What is asked
Spot each line that carries the word "Président"; copy those lines.

Data items:
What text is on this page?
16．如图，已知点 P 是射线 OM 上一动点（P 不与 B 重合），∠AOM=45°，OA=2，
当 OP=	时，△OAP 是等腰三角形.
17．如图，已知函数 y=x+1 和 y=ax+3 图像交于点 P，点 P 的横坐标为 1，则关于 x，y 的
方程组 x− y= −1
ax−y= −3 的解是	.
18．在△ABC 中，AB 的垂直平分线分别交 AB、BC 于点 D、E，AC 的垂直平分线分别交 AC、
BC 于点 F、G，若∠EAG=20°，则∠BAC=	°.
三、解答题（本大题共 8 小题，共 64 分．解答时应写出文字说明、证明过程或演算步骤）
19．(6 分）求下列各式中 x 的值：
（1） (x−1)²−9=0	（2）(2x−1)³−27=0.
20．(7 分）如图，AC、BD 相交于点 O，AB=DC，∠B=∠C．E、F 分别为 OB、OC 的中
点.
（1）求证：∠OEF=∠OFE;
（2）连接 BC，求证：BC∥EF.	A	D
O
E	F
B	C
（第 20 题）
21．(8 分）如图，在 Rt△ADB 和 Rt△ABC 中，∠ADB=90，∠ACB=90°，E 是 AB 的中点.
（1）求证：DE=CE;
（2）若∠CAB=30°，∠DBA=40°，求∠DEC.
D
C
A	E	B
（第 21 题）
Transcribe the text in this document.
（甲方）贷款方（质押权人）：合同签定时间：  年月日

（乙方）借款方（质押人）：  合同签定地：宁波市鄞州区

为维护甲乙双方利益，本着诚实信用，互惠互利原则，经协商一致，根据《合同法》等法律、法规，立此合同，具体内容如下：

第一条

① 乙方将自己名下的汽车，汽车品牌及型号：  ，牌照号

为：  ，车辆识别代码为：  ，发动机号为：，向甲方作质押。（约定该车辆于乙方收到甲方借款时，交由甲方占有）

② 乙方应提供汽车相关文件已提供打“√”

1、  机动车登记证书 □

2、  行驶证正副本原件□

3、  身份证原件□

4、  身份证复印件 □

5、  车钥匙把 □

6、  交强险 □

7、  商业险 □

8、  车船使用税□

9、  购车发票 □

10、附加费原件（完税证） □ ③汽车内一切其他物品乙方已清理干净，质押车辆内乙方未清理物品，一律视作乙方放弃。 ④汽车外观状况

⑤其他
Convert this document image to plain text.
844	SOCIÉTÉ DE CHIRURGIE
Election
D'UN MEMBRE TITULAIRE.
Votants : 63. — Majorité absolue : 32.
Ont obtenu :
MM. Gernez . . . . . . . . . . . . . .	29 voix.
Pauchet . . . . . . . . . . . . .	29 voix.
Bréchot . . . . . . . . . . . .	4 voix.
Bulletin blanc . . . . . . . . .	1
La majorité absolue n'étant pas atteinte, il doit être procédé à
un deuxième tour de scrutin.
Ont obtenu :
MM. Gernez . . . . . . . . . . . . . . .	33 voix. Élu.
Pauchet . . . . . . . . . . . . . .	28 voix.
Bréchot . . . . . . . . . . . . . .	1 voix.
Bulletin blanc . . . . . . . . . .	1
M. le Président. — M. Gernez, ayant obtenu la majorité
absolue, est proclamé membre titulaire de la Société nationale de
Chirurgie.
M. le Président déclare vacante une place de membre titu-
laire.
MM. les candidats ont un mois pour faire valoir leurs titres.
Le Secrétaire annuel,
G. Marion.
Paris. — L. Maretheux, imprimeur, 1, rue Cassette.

The solution
M. le Président. — M. Gernez, ayant obtenu la majorité
M. le Président déclare vacante une place de membre titu-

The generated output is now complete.